Required work:
Go through the material below and report how many lines contain "screenshot". Give only the number.

Records provided:
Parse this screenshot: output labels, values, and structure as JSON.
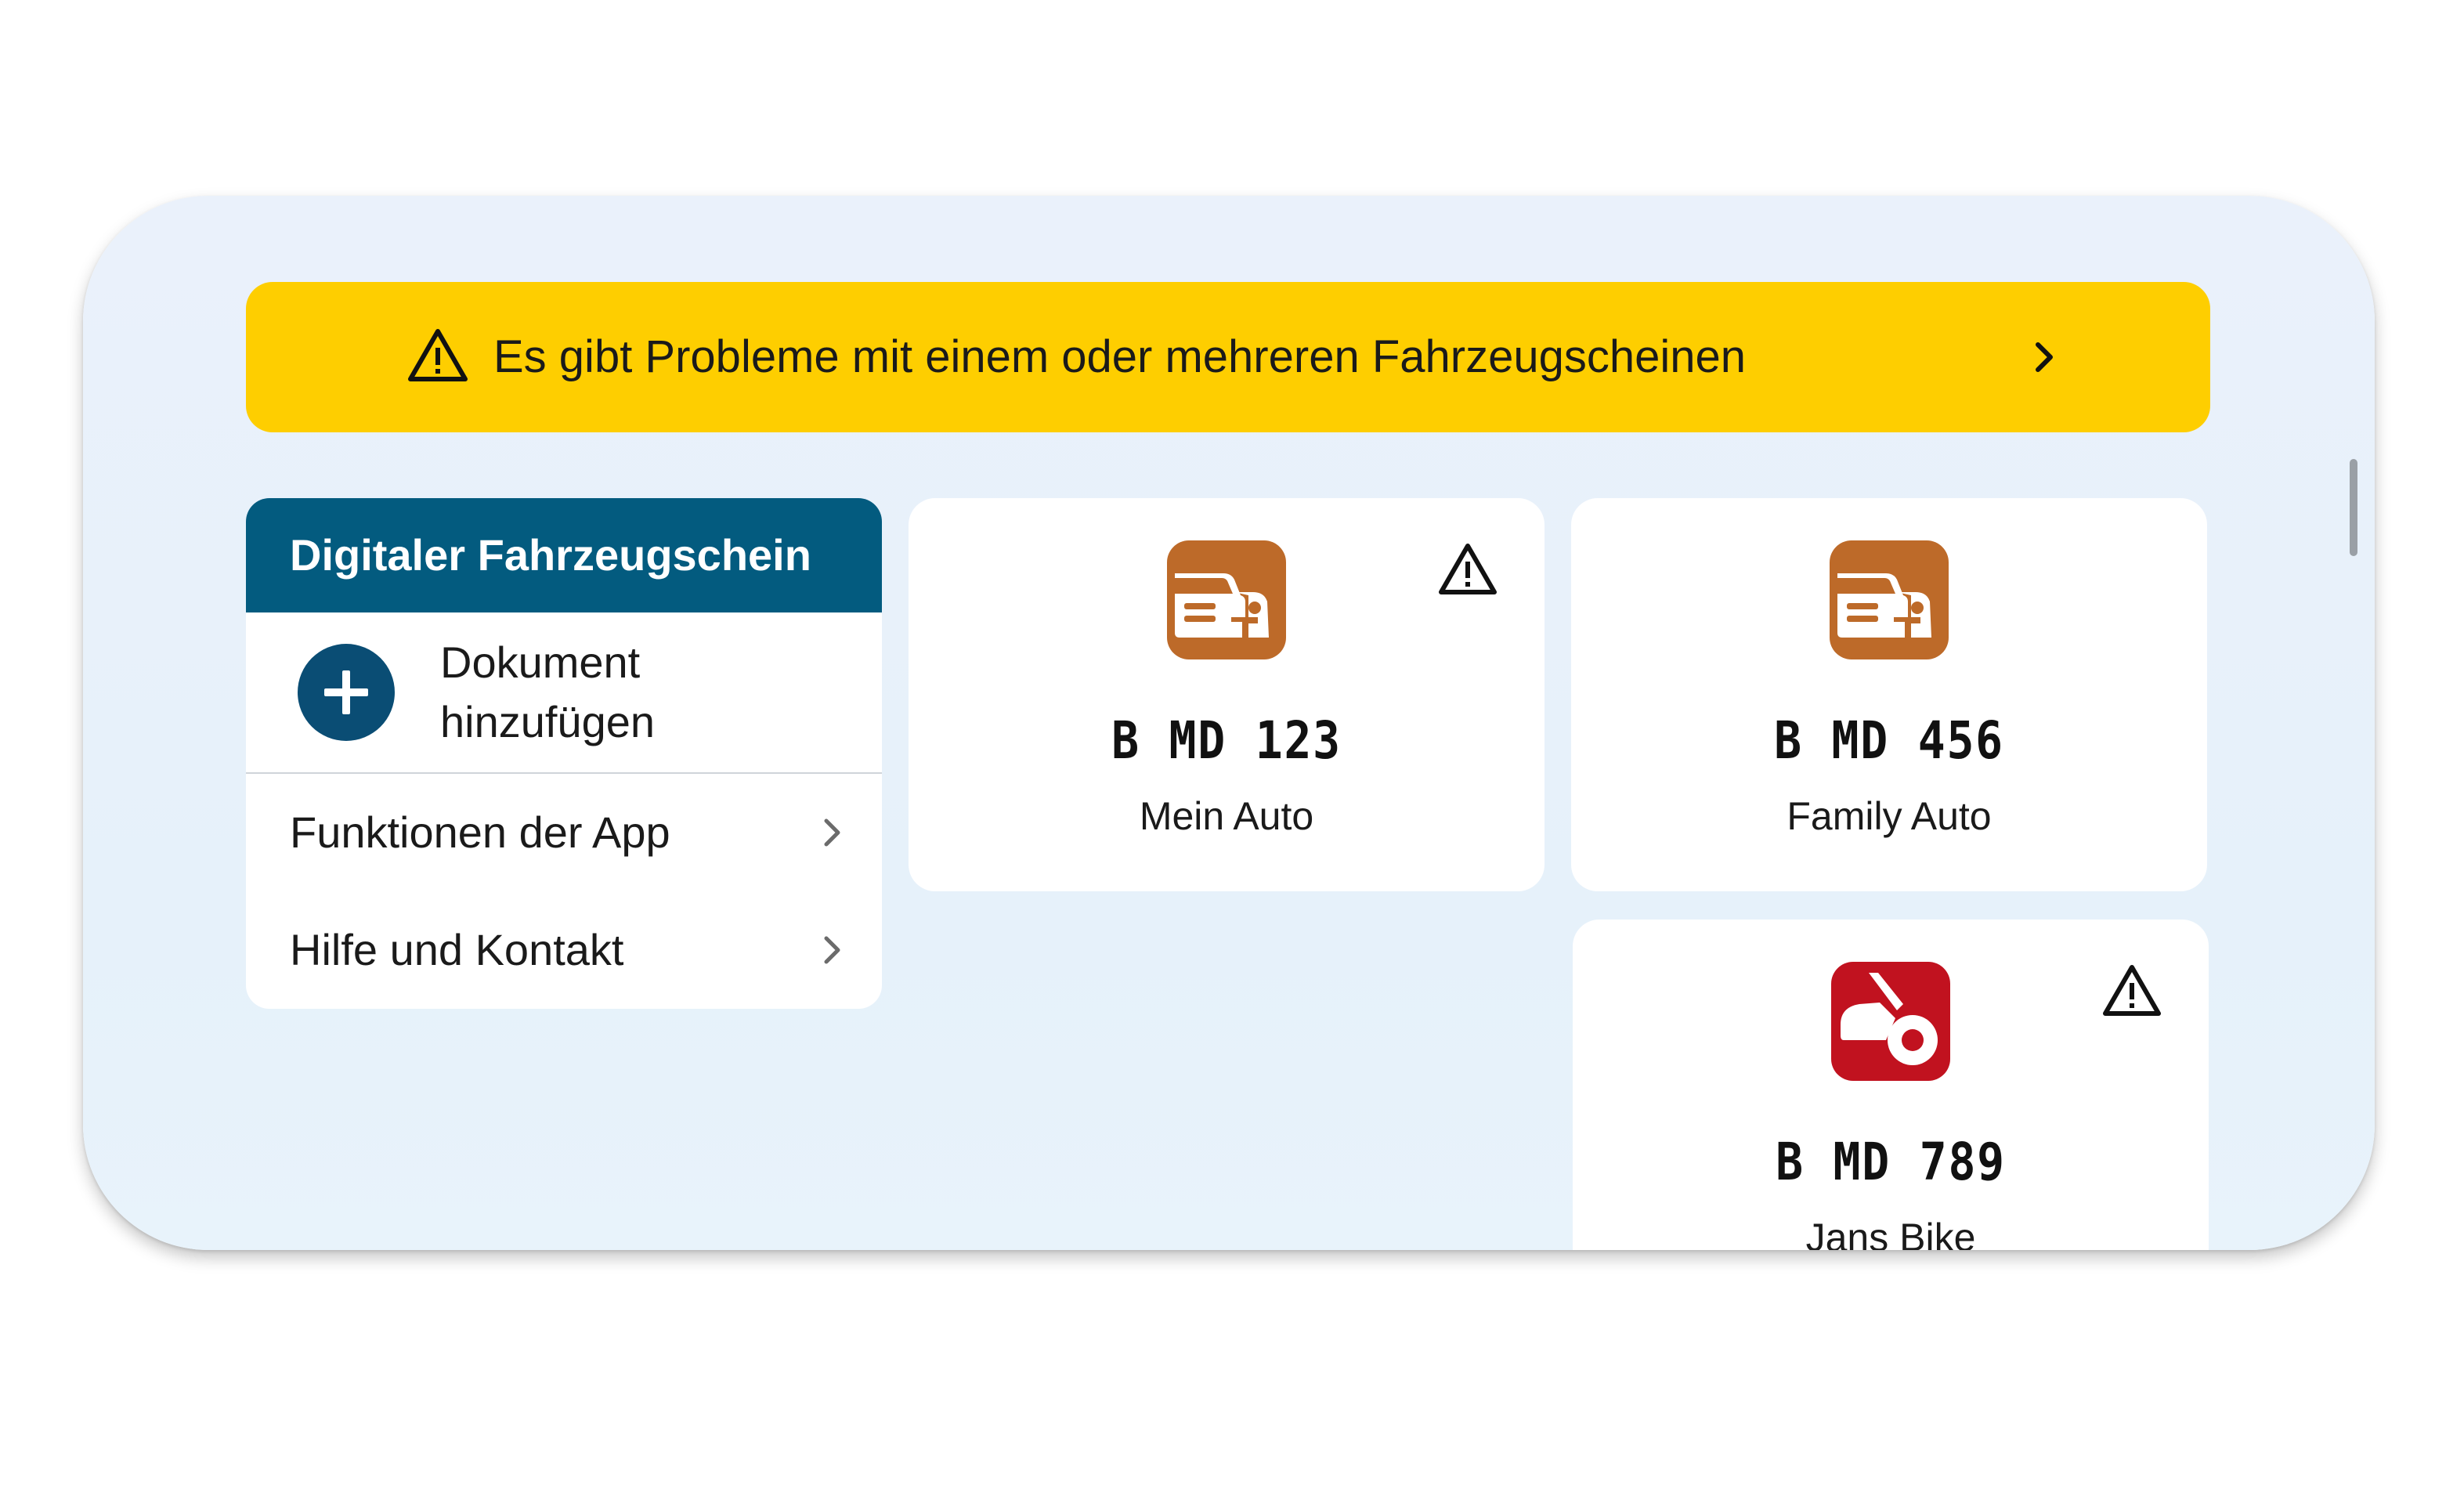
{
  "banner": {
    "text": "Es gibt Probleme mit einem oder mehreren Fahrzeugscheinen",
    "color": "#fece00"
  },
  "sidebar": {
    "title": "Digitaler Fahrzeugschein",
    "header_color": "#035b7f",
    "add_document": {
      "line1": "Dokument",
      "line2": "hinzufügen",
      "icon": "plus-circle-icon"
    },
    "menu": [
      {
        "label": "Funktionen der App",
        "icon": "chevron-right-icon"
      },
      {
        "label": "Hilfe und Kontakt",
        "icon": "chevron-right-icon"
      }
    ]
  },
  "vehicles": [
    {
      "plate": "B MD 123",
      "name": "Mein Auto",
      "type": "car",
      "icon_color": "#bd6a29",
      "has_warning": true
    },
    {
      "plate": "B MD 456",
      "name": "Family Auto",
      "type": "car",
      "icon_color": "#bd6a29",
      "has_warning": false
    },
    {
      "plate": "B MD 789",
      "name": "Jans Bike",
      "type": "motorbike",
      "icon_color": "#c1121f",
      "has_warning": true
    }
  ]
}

---

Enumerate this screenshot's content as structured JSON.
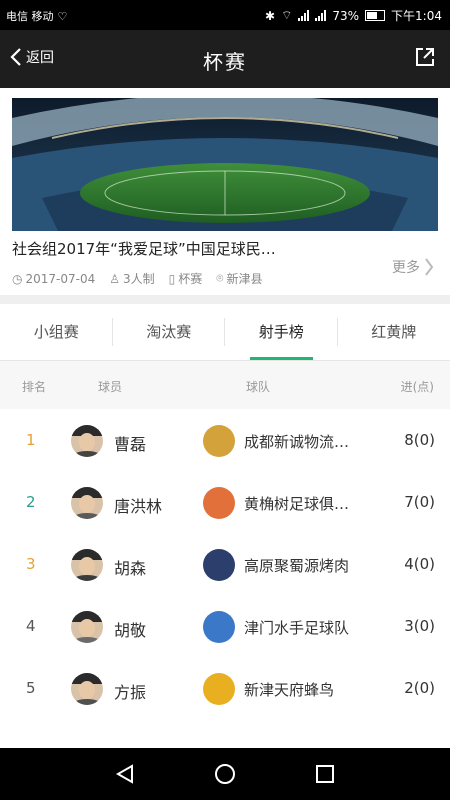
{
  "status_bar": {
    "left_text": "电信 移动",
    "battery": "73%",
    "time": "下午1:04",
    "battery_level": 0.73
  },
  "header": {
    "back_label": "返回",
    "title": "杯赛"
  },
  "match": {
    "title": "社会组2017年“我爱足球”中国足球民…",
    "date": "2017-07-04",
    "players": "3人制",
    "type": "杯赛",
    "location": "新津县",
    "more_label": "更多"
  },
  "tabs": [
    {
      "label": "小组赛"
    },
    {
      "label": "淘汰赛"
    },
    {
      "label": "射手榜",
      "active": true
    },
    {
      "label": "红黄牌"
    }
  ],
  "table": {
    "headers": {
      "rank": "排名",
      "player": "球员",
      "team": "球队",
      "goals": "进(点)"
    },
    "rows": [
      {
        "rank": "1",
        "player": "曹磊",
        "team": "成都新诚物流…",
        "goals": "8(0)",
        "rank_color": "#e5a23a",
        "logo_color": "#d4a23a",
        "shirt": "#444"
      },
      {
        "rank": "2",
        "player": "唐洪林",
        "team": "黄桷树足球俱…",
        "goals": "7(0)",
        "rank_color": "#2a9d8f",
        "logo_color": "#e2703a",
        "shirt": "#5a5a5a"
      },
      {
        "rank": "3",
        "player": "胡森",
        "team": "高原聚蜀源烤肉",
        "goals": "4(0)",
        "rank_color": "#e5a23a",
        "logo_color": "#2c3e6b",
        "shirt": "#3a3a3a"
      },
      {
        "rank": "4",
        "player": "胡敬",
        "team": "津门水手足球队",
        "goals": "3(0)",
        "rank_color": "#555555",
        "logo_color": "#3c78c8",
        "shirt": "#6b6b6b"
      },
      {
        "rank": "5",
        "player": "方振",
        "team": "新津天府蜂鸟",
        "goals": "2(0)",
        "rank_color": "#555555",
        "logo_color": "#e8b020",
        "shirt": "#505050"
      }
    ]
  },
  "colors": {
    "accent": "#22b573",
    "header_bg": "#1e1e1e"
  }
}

Correct output:
2